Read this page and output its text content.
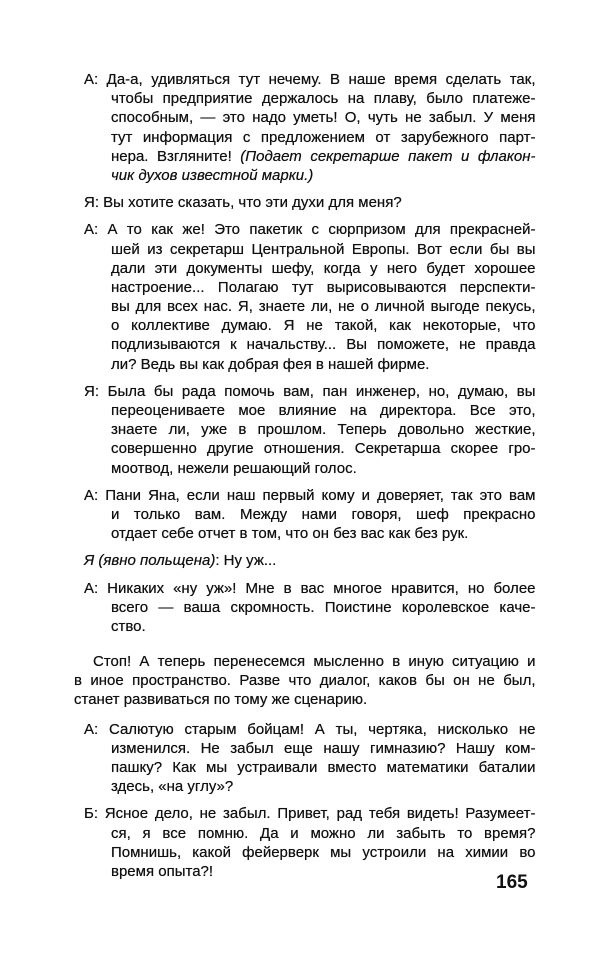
А: Да-а, удивляться тут нечему. В наше время сделать так,
чтобы предприятие держалось на плаву, было платеже-
способным, — это надо уметь! О, чуть не забыл. У меня
тут информация с предложением от зарубежного парт-
нера. Взгляните! (Подает секретарше пакет и флакон-
чик духов известной марки.)
Я: Вы хотите сказать, что эти духи для меня?
А: А то как же! Это пакетик с сюрпризом для прекрасней-
шей из секретарш Центральной Европы. Вот если бы вы
дали эти документы шефу, когда у него будет хорошее
настроение... Полагаю тут вырисовываются перспекти-
вы для всех нас. Я, знаете ли, не о личной выгоде пекусь,
о коллективе думаю. Я не такой, как некоторые, что
подлизываются к начальству... Вы поможете, не правда
ли? Ведь вы как добрая фея в нашей фирме.
Я: Была бы рада помочь вам, пан инженер, но, думаю, вы
переоцениваете мое влияние на директора. Все это,
знаете ли, уже в прошлом. Теперь довольно жесткие,
совершенно другие отношения. Секретарша скорее гро-
моотвод, нежели решающий голос.
А: Пани Яна, если наш первый кому и доверяет, так это вам
и только вам. Между нами говоря, шеф прекрасно
отдает себе отчет в том, что он без вас как без рук.
Я (явно польщена): Ну уж...
А: Никаких «ну уж»! Мне в вас многое нравится, но более
всего — ваша скромность. Поистине королевское каче-
ство.
Стоп! А теперь перенесемся мысленно в иную ситуацию и
в иное пространство. Разве что диалог, каков бы он не был,
станет развиваться по тому же сценарию.
А: Салютую старым бойцам! А ты, чертяка, нисколько не
изменился. Не забыл еще нашу гимназию? Нашу ком-
пашку? Как мы устраивали вместо математики баталии
здесь, «на углу»?
Б: Ясное дело, не забыл. Привет, рад тебя видеть! Разумеет-
ся, я все помню. Да и можно ли забыть то время?
Помнишь, какой фейерверк мы устроили на химии во
время опыта?!
165
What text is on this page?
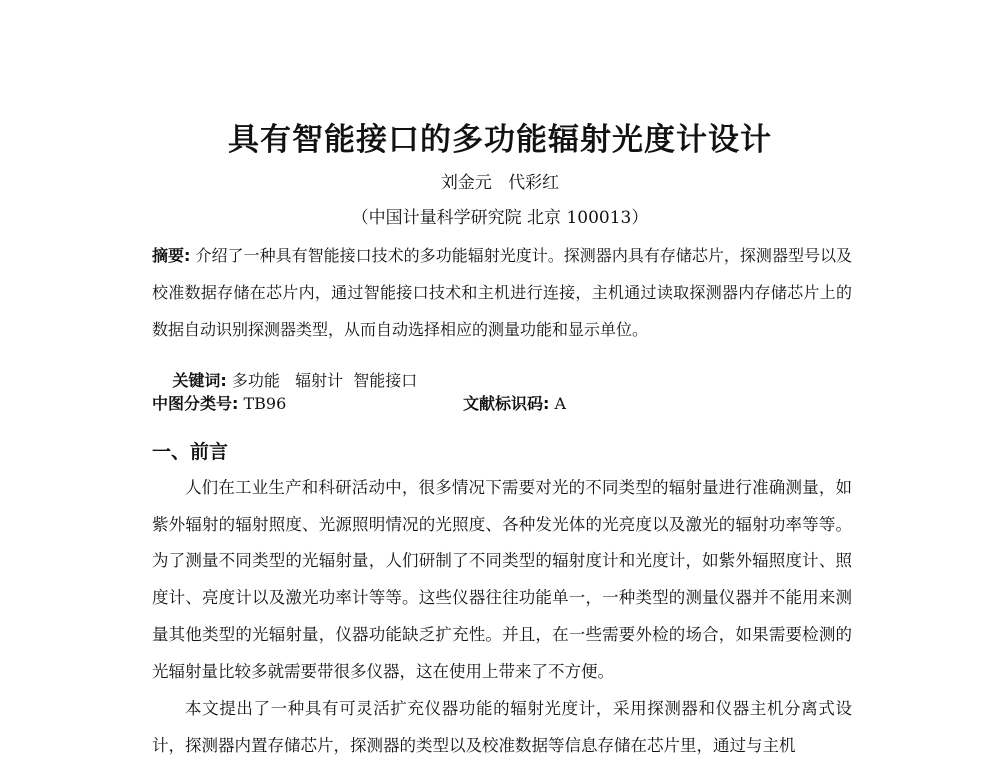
具有智能接口的多功能辐射光度计设计
刘金元   代彩红
（中国计量科学研究院 北京 100013）
摘要: 介绍了一种具有智能接口技术的多功能辐射光度计。探测器内具有存储芯片，探测器型号以及校准数据存储在芯片内，通过智能接口技术和主机进行连接，主机通过读取探测器内存储芯片上的数据自动识别探测器类型，从而自动选择相应的测量功能和显示单位。

关键词: 多功能   辐射计  智能接口

中图分类号: TB96	文献标识码: A
一、前言
人们在工业生产和科研活动中，很多情况下需要对光的不同类型的辐射量进行准确测量，如紫外辐射的辐射照度、光源照明情况的光照度、各种发光体的光亮度以及激光的辐射功率等等。为了测量不同类型的光辐射量，人们研制了不同类型的辐射度计和光度计，如紫外辐照度计、照度计、亮度计以及激光功率计等等。这些仪器往往功能单一，一种类型的测量仪器并不能用来测量其他类型的光辐射量，仪器功能缺乏扩充性。并且，在一些需要外检的场合，如果需要检测的光辐射量比较多就需要带很多仪器，这在使用上带来了不方便。
本文提出了一种具有可灵活扩充仪器功能的辐射光度计，采用探测器和仪器主机分离式设计，探测器内置存储芯片，探测器的类型以及校准数据等信息存储在芯片里，通过与主机
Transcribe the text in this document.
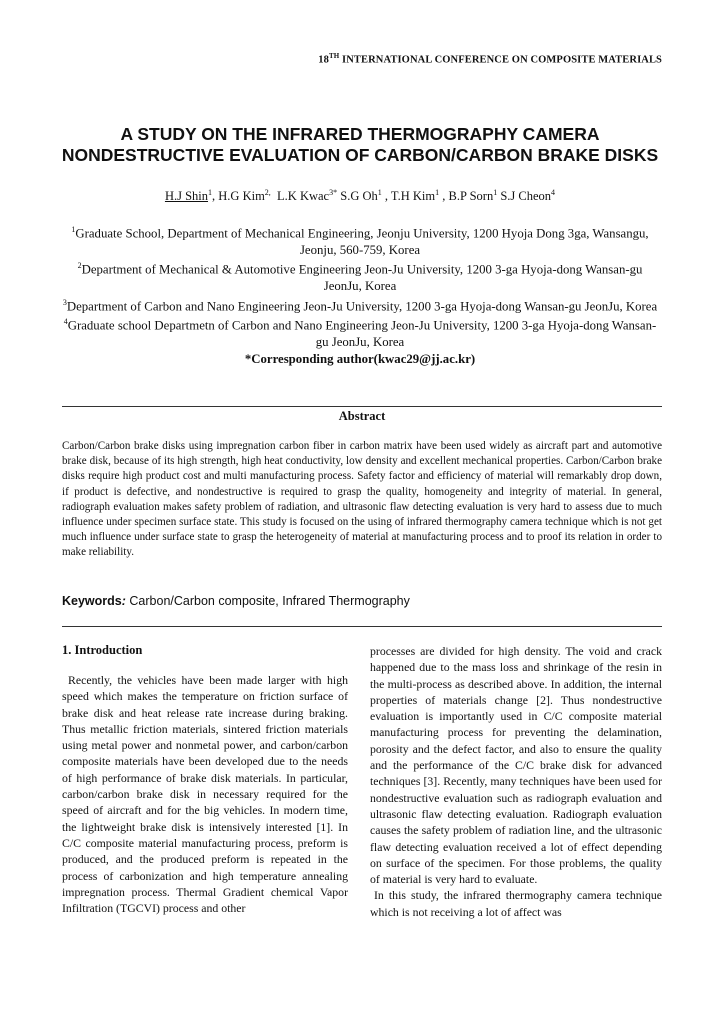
18TH INTERNATIONAL CONFERENCE ON COMPOSITE MATERIALS
A STUDY ON THE INFRARED THERMOGRAPHY CAMERA NONDESTRUCTIVE EVALUATION OF CARBON/CARBON BRAKE DISKS
H.J Shin$^1$, H.G Kim$^{2,}$ L.K Kwac$^{3*}$ S.G Oh$^1$ , T.H Kim$^1$ , B.P Sorn$^1$ S.J Cheon$^4$
$^1$Graduate School, Department of Mechanical Engineering, Jeonju University, 1200 Hyoja Dong 3ga, Wansangu, Jeonju, 560-759, Korea
$^2$Department of Mechanical & Automotive Engineering Jeon-Ju University, 1200 3-ga Hyoja-dong Wansan-gu JeonJu, Korea
$^3$Department of Carbon and Nano Engineering Jeon-Ju University, 1200 3-ga Hyoja-dong Wansan-gu JeonJu, Korea
$^4$Graduate school Departmetn of Carbon and Nano Engineering Jeon-Ju University, 1200 3-ga Hyoja-dong Wansan-gu JeonJu, Korea
*Corresponding author(kwac29@jj.ac.kr)
Abstract
Carbon/Carbon brake disks using impregnation carbon fiber in carbon matrix have been used widely as aircraft part and automotive brake disk, because of its high strength, high heat conductivity, low density and excellent mechanical properties. Carbon/Carbon brake disks require high product cost and multi manufacturing process. Safety factor and efficiency of material will remarkably drop down, if product is defective, and nondestructive is required to grasp the quality, homogeneity and integrity of material. In general, radiograph evaluation makes safety problem of radiation, and ultrasonic flaw detecting evaluation is very hard to assess due to much influence under specimen surface state. This study is focused on the using of infrared thermography camera technique which is not get much influence under surface state to grasp the heterogeneity of material at manufacturing process and to proof its relation in order to make reliability.
Keywords: Carbon/Carbon composite, Infrared Thermography
1. Introduction
Recently, the vehicles have been made larger with high speed which makes the temperature on friction surface of brake disk and heat release rate increase during braking. Thus metallic friction materials, sintered friction materials using metal power and nonmetal power, and carbon/carbon composite materials have been developed due to the needs of high performance of brake disk materials. In particular, carbon/carbon brake disk in necessary required for the speed of aircraft and for the big vehicles. In modern time, the lightweight brake disk is intensively interested [1]. In C/C composite material manufacturing process, preform is produced, and the produced preform is repeated in the process of carbonization and high temperature annealing impregnation process. Thermal Gradient chemical Vapor Infiltration (TGCVI) process and other

processes are divided for high density. The void and crack happened due to the mass loss and shrinkage of the resin in the multi-process as described above. In addition, the internal properties of materials change [2]. Thus nondestructive evaluation is importantly used in C/C composite material manufacturing process for preventing the delamination, porosity and the defect factor, and also to ensure the quality and the performance of the C/C brake disk for advanced techniques [3]. Recently, many techniques have been used for nondestructive evaluation such as radiograph evaluation and ultrasonic flaw detecting evaluation. Radiograph evaluation causes the safety problem of radiation line, and the ultrasonic flaw detecting evaluation received a lot of effect depending on surface of the specimen. For those problems, the quality of material is very hard to evaluate.

In this study, the infrared thermography camera technique which is not receiving a lot of affect was
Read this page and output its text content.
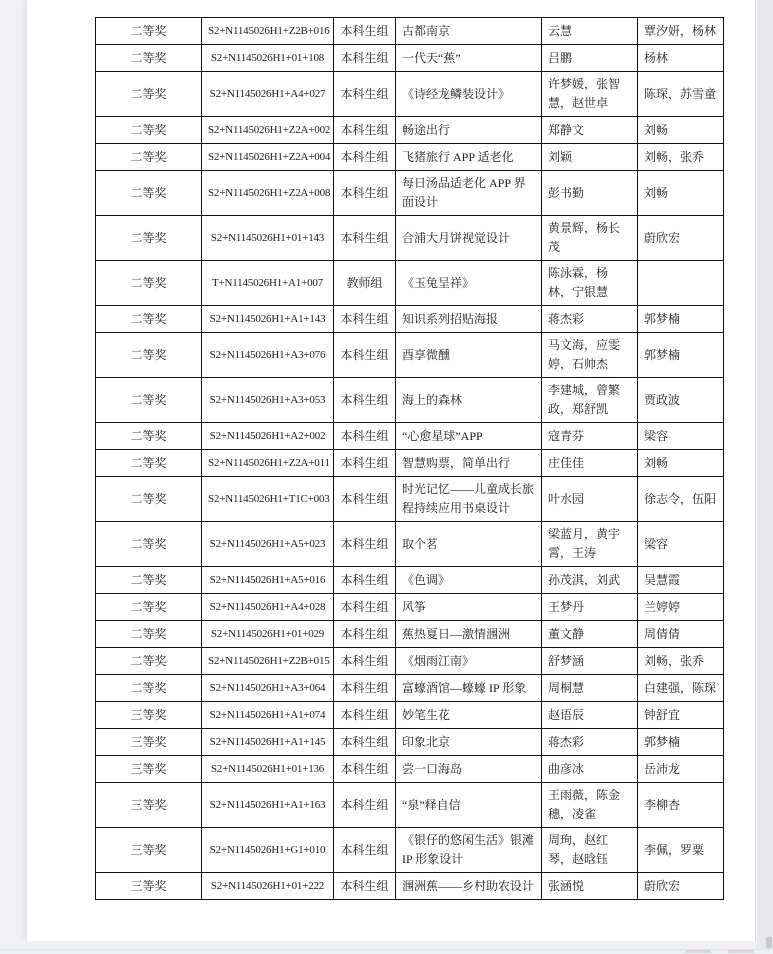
二等奖	S2+N1145026H1+Z2B+016	本科生组	古都南京	云慧	覃汐妍，杨林
二等奖	S2+N1145026H1+01+108	本科生组	一代天“蕉”	吕鹏	杨林
二等奖	S2+N1145026H1+A4+027	本科生组	《诗经龙鳞装设计》	许梦媛，张智慧，赵世卓	陈琛，苏雪童
二等奖	S2+N1145026H1+Z2A+002	本科生组	畅途出行	郑静文	刘畅
二等奖	S2+N1145026H1+Z2A+004	本科生组	飞猪旅行 APP 适老化	刘颖	刘畅，张乔
二等奖	S2+N1145026H1+Z2A+008	本科生组	每日汤品适老化 APP 界面设计	彭书勤	刘畅
二等奖	S2+N1145026H1+01+143	本科生组	合浦大月饼视觉设计	黄景辉，杨长茂	蔚欣宏
二等奖	T+N1145026H1+A1+007	教师组	《玉兔呈祥》	陈泳霖，杨林，宁银慧	
二等奖	S2+N1145026H1+A1+143	本科生组	知识系列招贴海报	蒋杰彩	郭梦楠
二等奖	S2+N1145026H1+A3+076	本科生组	酉享微醺	马文海，应雯婷，石帅杰	郭梦楠
二等奖	S2+N1145026H1+A3+053	本科生组	海上的森林	李建城，曾繁政，郑舒凯	贾政波
二等奖	S2+N1145026H1+A2+002	本科生组	“心愈星球”APP	寇青芬	梁容
二等奖	S2+N1145026H1+Z2A+011	本科生组	智慧购票，简单出行	庄佳佳	刘畅
二等奖	S2+N1145026H1+T1C+003	本科生组	时光记忆——儿童成长旅程持续应用书桌设计	叶水园	徐志令，伍阳
二等奖	S2+N1145026H1+A5+023	本科生组	取个茗	梁蓝月，黄宇霄，王涛	梁容
二等奖	S2+N1145026H1+A5+016	本科生组	《色调》	孙茂淇，刘武	吴慧霞
二等奖	S2+N1145026H1+A4+028	本科生组	风筝	王梦丹	兰婷婷
二等奖	S2+N1145026H1+01+029	本科生组	蕉热夏日—激情涠洲	董文静	周倩倩
二等奖	S2+N1145026H1+Z2B+015	本科生组	《烟雨江南》	舒梦涵	刘畅，张乔
二等奖	S2+N1145026H1+A3+064	本科生组	富蠔酒馆—蠔蠔 IP 形象	周桐慧	白建强，陈琛
三等奖	S2+N1145026H1+A1+074	本科生组	妙笔生花	赵语辰	钟舒宜
三等奖	S2+N1145026H1+A1+145	本科生组	印象北京	蒋杰彩	郭梦楠
三等奖	S2+N1145026H1+01+136	本科生组	尝一口海岛	曲彦冰	岳沛龙
三等奖	S2+N1145026H1+A1+163	本科生组	“泉”释自信	王雨薇，陈金穗，凌雀	李柳杏
三等奖	S2+N1145026H1+G1+010	本科生组	《银仔的悠闲生活》银滩 IP 形象设计	周珣，赵红琴，赵晗钰	李佩，罗粟
三等奖	S2+N1145026H1+01+222	本科生组	涠洲蕉——乡村助农设计	张涵悦	蔚欣宏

PROBLEM STATEMENT> From the listing, copy each line containing the word "Korea".

SOLUTION TO THE PROBLEM>
$^1$Graduate School, Department of Mechanical Engineering, Jeonju University, 1200 Hyoja Dong 3ga, Wansangu, Jeonju, 560-759, Korea
$^2$Department of Mechanical & Automotive Engineering Jeon-Ju University, 1200 3-ga Hyoja-dong Wansan-gu JeonJu, Korea
$^3$Department of Carbon and Nano Engineering Jeon-Ju University, 1200 3-ga Hyoja-dong Wansan-gu JeonJu, Korea
$^4$Graduate school Departmetn of Carbon and Nano Engineering Jeon-Ju University, 1200 3-ga Hyoja-dong Wansan-gu JeonJu, Korea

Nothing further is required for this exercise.